# [WHAT YOU WILL DO]
The reply should consist of one number, the count of lines below in which the word "understanding" appears.

Start of EXCERPTED DATA

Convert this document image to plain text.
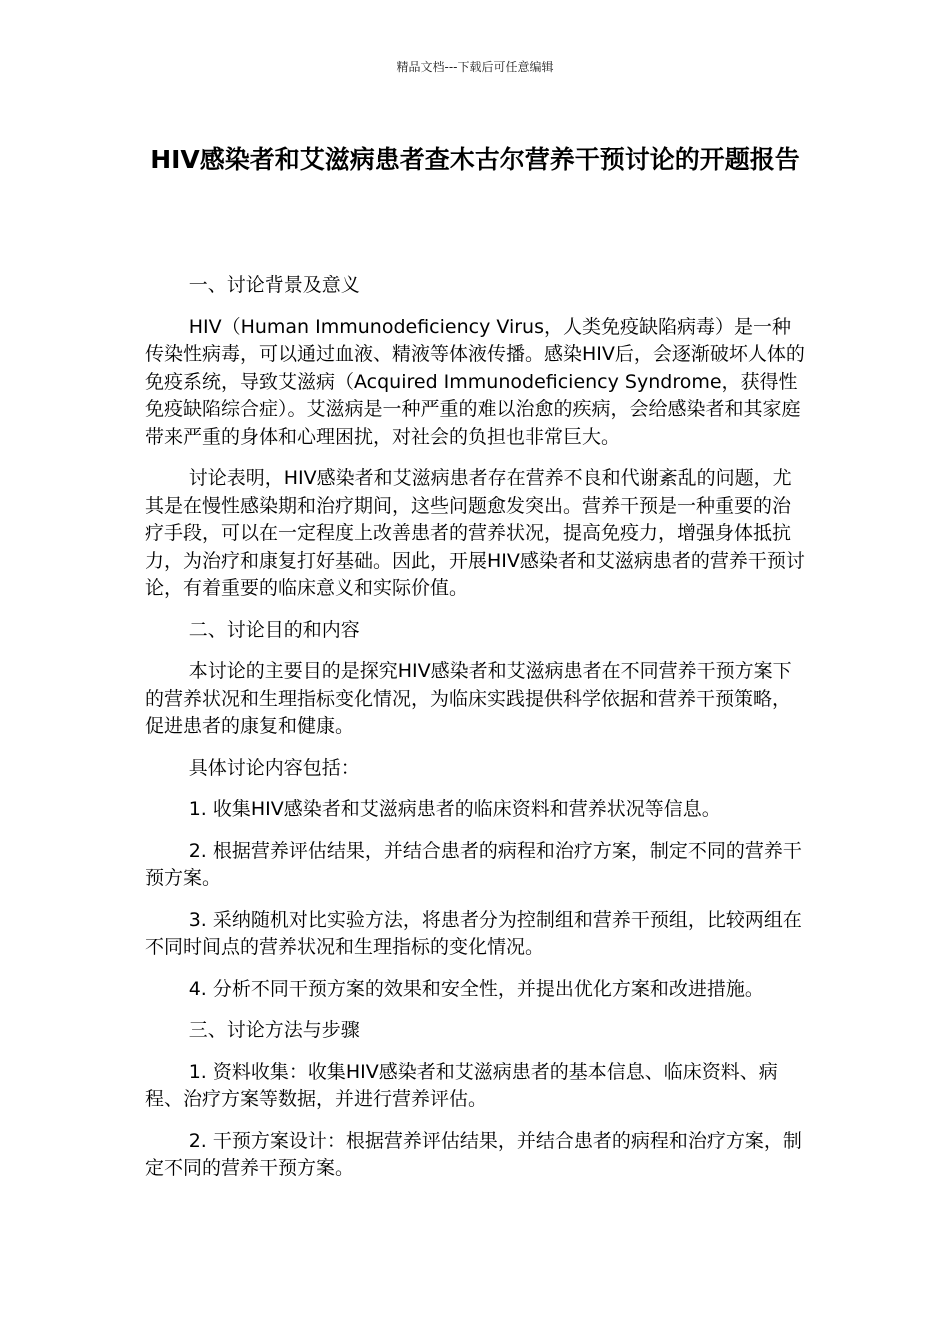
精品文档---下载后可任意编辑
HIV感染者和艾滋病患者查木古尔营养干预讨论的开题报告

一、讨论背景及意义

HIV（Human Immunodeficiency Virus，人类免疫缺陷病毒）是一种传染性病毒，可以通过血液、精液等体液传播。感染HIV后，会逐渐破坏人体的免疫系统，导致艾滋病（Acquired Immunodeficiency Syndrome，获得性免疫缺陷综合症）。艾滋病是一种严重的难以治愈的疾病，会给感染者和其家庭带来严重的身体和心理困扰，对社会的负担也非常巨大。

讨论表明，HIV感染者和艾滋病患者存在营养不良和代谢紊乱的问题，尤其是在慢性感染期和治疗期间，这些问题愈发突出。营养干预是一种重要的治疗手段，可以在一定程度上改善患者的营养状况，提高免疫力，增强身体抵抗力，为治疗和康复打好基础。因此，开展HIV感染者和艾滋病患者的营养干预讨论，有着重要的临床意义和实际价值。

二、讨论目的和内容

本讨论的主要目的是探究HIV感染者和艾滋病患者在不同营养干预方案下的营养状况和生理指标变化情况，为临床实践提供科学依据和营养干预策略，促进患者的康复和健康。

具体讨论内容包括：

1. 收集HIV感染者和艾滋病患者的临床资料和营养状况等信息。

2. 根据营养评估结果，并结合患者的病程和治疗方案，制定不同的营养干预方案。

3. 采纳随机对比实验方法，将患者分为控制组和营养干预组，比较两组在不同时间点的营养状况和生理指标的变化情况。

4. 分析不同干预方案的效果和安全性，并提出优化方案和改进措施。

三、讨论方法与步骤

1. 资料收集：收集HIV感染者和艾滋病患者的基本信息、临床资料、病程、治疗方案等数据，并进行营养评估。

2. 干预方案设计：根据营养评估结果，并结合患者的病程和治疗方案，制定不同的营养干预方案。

End of EXCERPTED DATA
Start of EXCERPTED DATA

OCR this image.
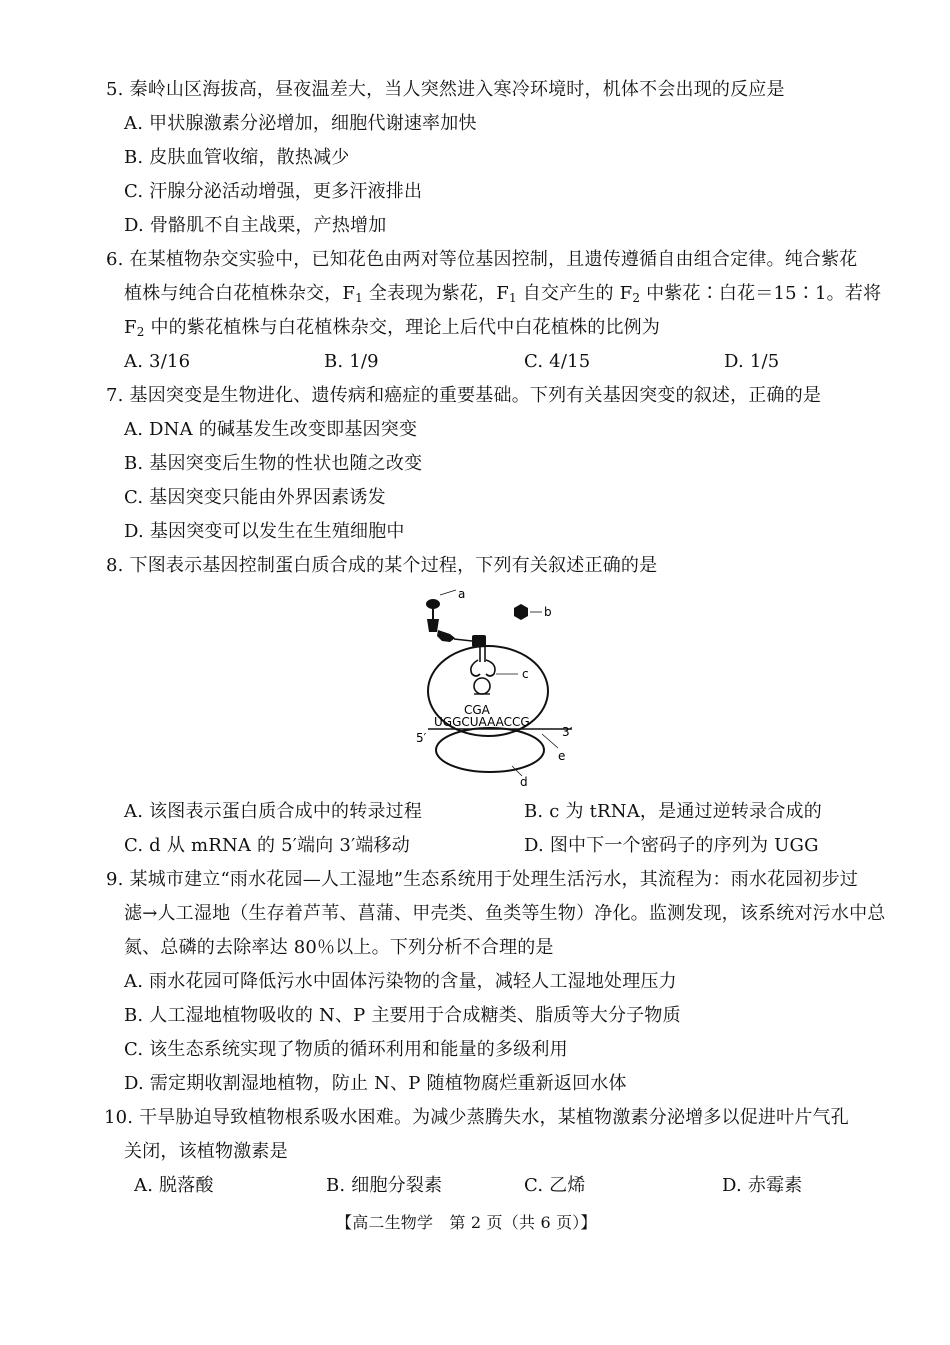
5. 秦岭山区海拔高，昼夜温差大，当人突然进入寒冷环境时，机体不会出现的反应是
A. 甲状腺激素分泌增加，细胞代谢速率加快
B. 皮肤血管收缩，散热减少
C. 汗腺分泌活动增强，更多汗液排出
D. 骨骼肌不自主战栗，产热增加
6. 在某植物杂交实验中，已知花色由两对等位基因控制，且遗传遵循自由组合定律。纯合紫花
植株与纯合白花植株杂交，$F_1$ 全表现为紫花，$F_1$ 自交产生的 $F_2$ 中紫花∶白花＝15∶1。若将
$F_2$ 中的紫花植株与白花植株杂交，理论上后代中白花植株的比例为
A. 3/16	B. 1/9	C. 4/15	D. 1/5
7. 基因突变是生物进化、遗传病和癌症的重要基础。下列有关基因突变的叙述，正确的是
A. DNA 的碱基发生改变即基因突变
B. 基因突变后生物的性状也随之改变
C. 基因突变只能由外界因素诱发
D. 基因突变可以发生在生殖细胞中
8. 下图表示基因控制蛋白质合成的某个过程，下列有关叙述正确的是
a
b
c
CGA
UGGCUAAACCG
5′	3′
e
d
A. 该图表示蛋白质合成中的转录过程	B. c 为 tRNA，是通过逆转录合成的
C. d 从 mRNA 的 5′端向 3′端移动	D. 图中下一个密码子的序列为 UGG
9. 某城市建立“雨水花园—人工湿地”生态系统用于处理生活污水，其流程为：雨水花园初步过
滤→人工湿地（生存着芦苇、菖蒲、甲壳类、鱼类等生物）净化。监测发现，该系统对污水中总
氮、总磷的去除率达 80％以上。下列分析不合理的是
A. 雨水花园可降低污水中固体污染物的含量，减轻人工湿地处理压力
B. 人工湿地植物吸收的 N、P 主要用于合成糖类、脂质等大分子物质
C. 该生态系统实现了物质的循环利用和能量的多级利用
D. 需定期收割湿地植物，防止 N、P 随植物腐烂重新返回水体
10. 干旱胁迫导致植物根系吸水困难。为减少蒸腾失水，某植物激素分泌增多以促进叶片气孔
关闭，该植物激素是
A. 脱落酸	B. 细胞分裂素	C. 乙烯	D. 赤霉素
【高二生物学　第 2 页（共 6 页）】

End of EXCERPTED DATA
Start of EXCERPTED DATA

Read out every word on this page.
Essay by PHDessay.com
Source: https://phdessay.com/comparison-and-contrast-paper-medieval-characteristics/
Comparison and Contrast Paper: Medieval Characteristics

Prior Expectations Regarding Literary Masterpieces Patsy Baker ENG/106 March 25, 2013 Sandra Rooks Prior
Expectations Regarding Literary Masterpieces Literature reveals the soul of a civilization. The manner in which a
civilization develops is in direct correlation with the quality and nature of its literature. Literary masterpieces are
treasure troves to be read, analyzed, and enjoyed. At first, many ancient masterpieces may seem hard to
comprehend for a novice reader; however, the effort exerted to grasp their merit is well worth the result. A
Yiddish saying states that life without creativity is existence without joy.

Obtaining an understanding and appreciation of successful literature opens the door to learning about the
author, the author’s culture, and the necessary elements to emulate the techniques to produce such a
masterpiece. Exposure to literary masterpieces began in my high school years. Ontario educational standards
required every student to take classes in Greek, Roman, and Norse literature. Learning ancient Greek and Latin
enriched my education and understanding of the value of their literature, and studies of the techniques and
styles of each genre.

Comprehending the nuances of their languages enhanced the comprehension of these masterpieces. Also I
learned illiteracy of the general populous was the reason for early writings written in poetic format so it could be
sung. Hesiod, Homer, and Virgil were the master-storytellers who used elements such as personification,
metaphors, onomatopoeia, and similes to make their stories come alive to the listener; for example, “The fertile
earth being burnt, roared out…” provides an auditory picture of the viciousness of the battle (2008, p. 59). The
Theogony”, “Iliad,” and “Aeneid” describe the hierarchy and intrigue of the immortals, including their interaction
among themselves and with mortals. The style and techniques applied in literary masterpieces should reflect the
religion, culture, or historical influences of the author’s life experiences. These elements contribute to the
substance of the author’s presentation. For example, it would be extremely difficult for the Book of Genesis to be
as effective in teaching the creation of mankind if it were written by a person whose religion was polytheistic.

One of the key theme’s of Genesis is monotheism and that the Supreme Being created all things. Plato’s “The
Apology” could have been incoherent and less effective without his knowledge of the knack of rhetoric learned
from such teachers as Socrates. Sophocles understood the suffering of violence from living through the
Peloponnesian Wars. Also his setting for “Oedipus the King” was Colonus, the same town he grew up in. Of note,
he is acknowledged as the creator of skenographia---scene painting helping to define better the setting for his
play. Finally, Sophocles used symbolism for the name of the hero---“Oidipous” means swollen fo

End of EXCERPTED DATA

# [OUTPUT OF THE EXERCISE]
2